* _STATED PROBLEM 1_:
Can you transcribe everything in the oil market article from "Two major events" down to "the next month."?

* _DOCUMENT EXCERPT_:
+---+
NEW YORK ( TheStreet) -- Oil is tanking, down $5 today, while Brent is down more than 8 bucks -- what is going on here?

Two major events have led to this flight from the oil trade -- first, Fed Chairman Ben Bernanke's warning of a "slowing pace of recovery," which is the warning signal that oil relies upon. Second is the announcement by the International Energy Agency that in concert with the United States, there will be a release of 60 million barrels from the Strategic Petroleum Reserve to make up for Libyan shortfalls. This release of supply will occur in the next month.

For the traders, this is an excuse to dump an oil trade that they've been piling into since the unrest in Egypt and which they've been lured into by bullish calls both by Goldman Sachs and Morgan Stanley in the last two weeks.

You can see just how fully the funds are vomiting up crude longs, as Brent oil, the focus of speculative recommendations from the investment banks, is down more than $3 dollars more than the U.S. benchmark WTI today.

But the silver lining is also obvious -- consumers and consumer-driven business will benefit from the fall in energy costs. For the investor, it is less obvious, but crucial to see -- this marks a unique opportunity to get into energy stocks that are merely taking a temporary fall and will be building a base of a higher low from 2010 from which to catapult upwards again.
+---+
[Saved entries]
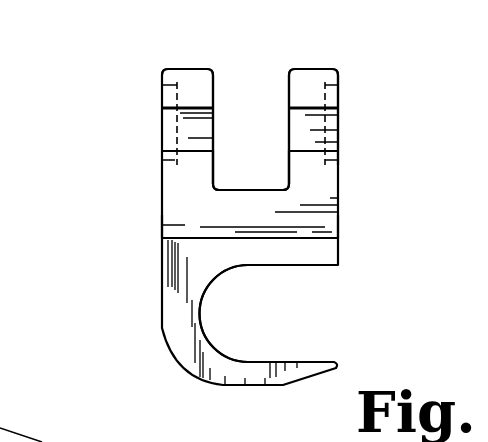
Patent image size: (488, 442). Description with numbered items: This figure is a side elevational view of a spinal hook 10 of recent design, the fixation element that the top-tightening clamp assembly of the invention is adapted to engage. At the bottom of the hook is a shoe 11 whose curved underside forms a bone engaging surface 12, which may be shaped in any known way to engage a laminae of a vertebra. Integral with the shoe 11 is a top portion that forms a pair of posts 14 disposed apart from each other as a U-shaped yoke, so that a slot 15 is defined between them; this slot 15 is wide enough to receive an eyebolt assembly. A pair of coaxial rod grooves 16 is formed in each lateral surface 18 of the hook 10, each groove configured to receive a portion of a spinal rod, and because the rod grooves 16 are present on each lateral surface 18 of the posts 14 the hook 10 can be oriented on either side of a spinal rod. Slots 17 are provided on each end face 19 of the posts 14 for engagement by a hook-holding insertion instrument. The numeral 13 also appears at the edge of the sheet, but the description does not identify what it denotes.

The spinal hook 10 is at (128, 203).
The shoe 11 is at (150, 336).
The bone engaging surface 12 is at (203, 313).
The mounting surface 13 is at (481, 186).
The posts 14 is at (190, 78).
The slot 15 is at (290, 158).
The rod grooves 16 is at (180, 129).
The slots 17 is at (163, 163).
The lateral surface 18 is at (260, 219).
The end face 19 is at (158, 222).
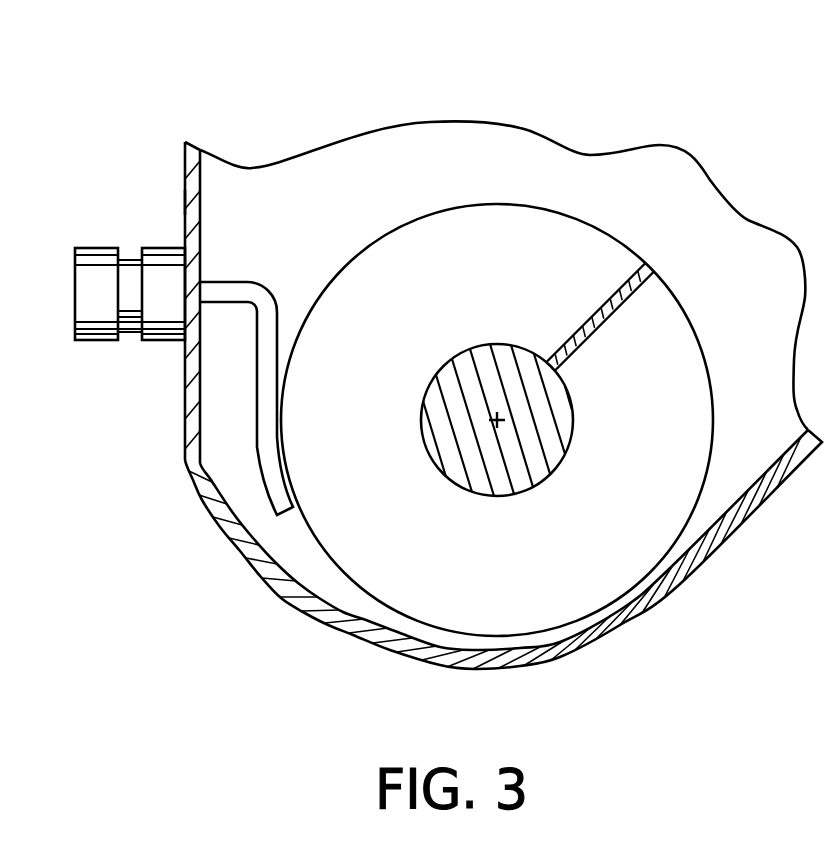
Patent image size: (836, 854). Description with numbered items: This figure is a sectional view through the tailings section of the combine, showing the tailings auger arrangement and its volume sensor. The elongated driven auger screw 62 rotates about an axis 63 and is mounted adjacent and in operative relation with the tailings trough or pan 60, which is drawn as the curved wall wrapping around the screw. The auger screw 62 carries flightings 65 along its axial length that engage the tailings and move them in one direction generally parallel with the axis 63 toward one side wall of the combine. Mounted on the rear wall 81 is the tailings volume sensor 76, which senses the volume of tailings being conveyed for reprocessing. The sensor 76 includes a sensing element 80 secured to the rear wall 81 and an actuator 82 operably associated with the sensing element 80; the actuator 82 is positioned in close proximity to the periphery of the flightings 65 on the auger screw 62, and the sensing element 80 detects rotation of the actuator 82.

The tailings pan 60 is at (289, 603).
The auger screw 62 is at (367, 190).
The axis 63 is at (497, 422).
The flightings 65 is at (526, 272).
The tailings volume sensor 76 is at (136, 174).
The sensing element 80 is at (93, 340).
The rear wall 81 is at (185, 201).
The actuator 82 is at (215, 281).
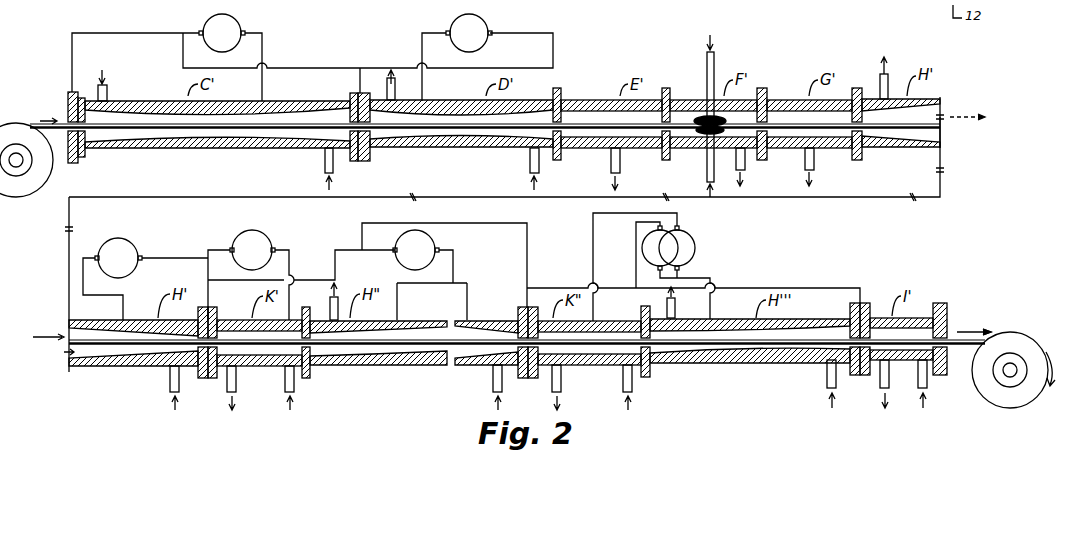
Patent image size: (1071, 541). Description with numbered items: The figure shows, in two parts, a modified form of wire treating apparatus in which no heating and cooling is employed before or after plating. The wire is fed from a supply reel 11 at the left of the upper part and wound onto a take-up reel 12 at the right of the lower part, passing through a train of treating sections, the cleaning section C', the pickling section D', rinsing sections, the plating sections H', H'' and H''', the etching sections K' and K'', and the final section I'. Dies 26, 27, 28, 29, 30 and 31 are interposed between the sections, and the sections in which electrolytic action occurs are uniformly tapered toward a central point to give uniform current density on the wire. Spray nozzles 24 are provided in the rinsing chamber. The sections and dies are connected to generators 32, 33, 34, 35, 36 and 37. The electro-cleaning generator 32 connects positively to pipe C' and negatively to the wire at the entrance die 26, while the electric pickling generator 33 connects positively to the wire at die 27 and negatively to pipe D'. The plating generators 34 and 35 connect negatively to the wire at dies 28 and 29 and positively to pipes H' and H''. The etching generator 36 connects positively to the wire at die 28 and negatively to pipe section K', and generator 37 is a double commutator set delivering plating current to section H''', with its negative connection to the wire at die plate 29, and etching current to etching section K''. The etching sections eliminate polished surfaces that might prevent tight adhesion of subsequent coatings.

The supply reel 11 is at (18, 197).
The take-up reel 12 is at (1006, 408).
The spray nozzles 24 is at (718, 62).
The entrance die 26 is at (68, 92).
The die 27 is at (352, 92).
The die 28 is at (217, 307).
The die plate 29 is at (520, 307).
The die 30 is at (870, 303).
The die 31 is at (947, 303).
The electro-cleaning generator 32 is at (312, 57).
The electric pickling generator 33 is at (465, 57).
The plating generator 34 is at (144, 279).
The plating generator 35 is at (444, 271).
The etching generator 36 is at (301, 275).
The generator (double commutator set) 37 is at (697, 252).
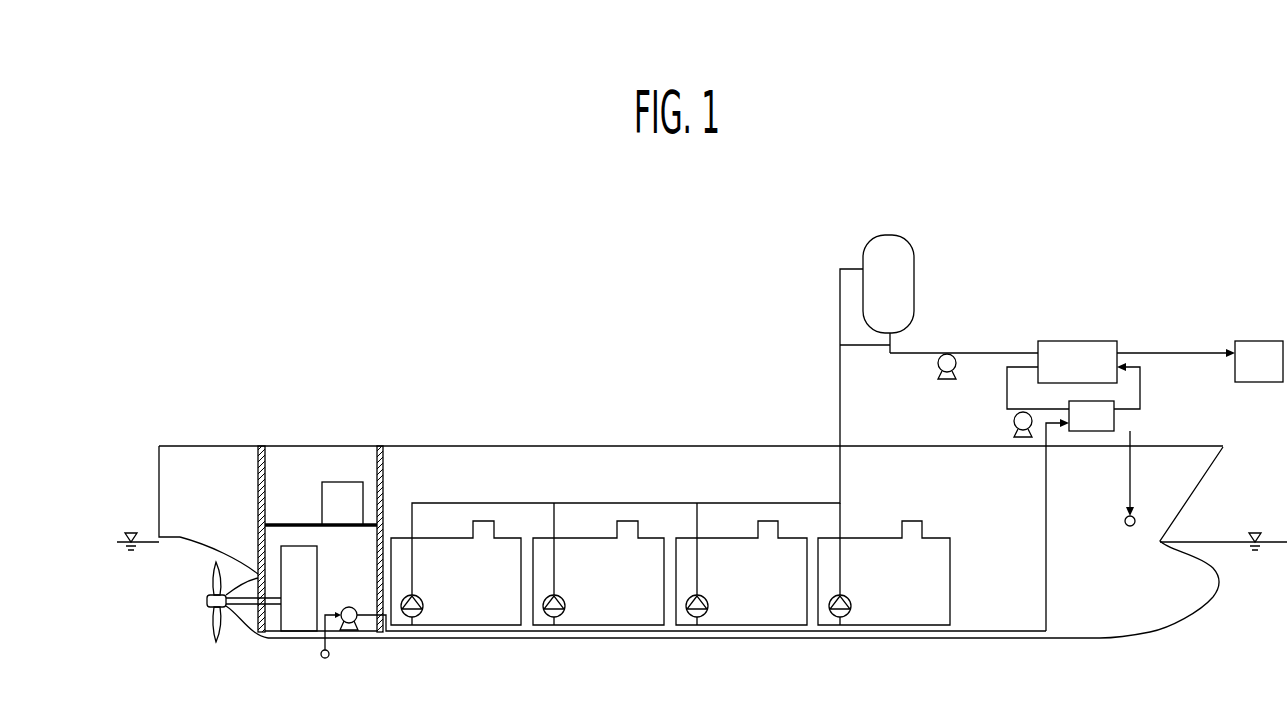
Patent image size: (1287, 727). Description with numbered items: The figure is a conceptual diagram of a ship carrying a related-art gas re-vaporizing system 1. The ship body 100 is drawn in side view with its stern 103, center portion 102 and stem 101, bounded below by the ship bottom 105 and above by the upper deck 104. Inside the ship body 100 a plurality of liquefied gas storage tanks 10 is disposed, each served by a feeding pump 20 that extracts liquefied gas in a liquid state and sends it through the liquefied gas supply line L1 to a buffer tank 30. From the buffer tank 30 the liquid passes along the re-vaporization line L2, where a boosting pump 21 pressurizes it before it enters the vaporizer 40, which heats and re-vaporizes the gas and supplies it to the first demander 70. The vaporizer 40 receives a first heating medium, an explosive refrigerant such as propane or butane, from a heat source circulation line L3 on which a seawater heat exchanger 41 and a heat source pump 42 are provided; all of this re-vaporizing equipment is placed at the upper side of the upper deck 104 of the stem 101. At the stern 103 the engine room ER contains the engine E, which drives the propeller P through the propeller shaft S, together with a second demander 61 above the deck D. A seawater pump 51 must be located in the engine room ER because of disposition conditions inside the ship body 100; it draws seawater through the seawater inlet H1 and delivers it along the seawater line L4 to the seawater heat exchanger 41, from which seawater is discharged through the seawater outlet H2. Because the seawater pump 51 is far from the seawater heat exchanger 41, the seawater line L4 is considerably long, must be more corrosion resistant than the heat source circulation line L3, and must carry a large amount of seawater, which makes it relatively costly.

The gas re-vaporizing system 1 is at (224, 255).
The storage tank 10 is at (458, 626).
The feeding pump 20 is at (412, 618).
The boosting pump 21 is at (937, 363).
The buffer tank 30 is at (888, 235).
The vaporizer 40 is at (1077, 339).
The seawater heat exchanger 41 is at (1115, 417).
The heat source pump 42 is at (1014, 423).
The seawater pump 51 is at (348, 607).
The second demander 61 is at (342, 486).
The first demander 70 is at (1260, 339).
The ship body 100 is at (1212, 598).
The stem 101 is at (1160, 615).
The center portion 102 is at (686, 456).
The stern 103 is at (200, 541).
The upper deck 104 is at (228, 445).
The ship bottom 105 is at (705, 642).
The deck D is at (277, 524).
The engine E is at (293, 628).
The engine room ER is at (290, 475).
The seawater inlet H1 is at (325, 658).
The seawater outlet H2 is at (1125, 521).
The liquefied gas supply line L1 is at (842, 516).
The re-vaporization line L2 is at (1005, 352).
The heat source circulation line L3 is at (1142, 387).
The seawater line L4 is at (1045, 488).
The propeller P is at (216, 644).
The propeller shaft S is at (230, 611).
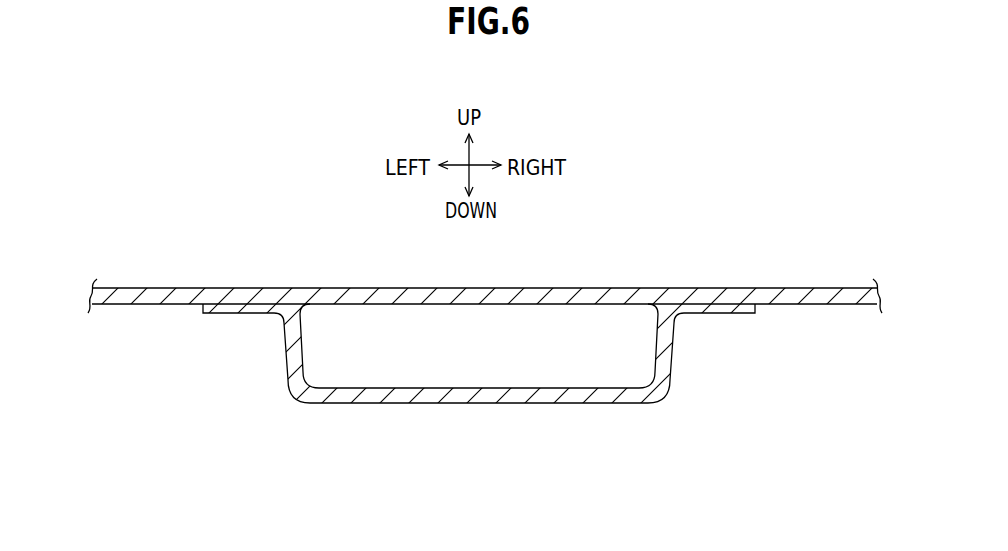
+---+
* _STATED PROBLEM 2_:
Could you repeat word for word everything in the rows from the line containing "Patent image size: (836, 854)." down to the line containing "The actuator 82 is at (215, 281)."?

* _EXPECTED OUTPUT 1_:
Two major events have led to this flight from the oil trade -- first, Fed Chairman Ben Bernanke's warning of a "slowing pace of recovery," which is the warning signal that oil relies upon. Second is the announcement by the International Energy Agency that in concert with the United States, there will be a release of 60 million barrels from the Strategic Petroleum Reserve to make up for Libyan shortfalls. This release of supply will occur in the next month.

* _EXPECTED OUTPUT 2_:
Patent image size: (836, 854). Description with numbered items: This figure is a sectional view through the tailings section of the combine, showing the tailings auger arrangement and its volume sensor. The elongated driven auger screw 62 rotates about an axis 63 and is mounted adjacent and in operative relation with the tailings trough or pan 60, which is drawn as the curved wall wrapping around the screw. The auger screw 62 carries flightings 65 along its axial length that engage the tailings and move them in one direction generally parallel with the axis 63 toward one side wall of the combine. Mounted on the rear wall 81 is the tailings volume sensor 76, which senses the volume of tailings being conveyed for reprocessing. The sensor 76 includes a sensing element 80 secured to the rear wall 81 and an actuator 82 operably associated with the sensing element 80; the actuator 82 is positioned in close proximity to the periphery of the flightings 65 on the auger screw 62, and the sensing element 80 detects rotation of the actuator 82.

The tailings pan 60 is at (289, 603).
The auger screw 62 is at (367, 190).
The axis 63 is at (497, 422).
The flightings 65 is at (526, 272).
The tailings volume sensor 76 is at (136, 174).
The sensing element 80 is at (93, 340).
The rear wall 81 is at (185, 201).
The actuator 82 is at (215, 281).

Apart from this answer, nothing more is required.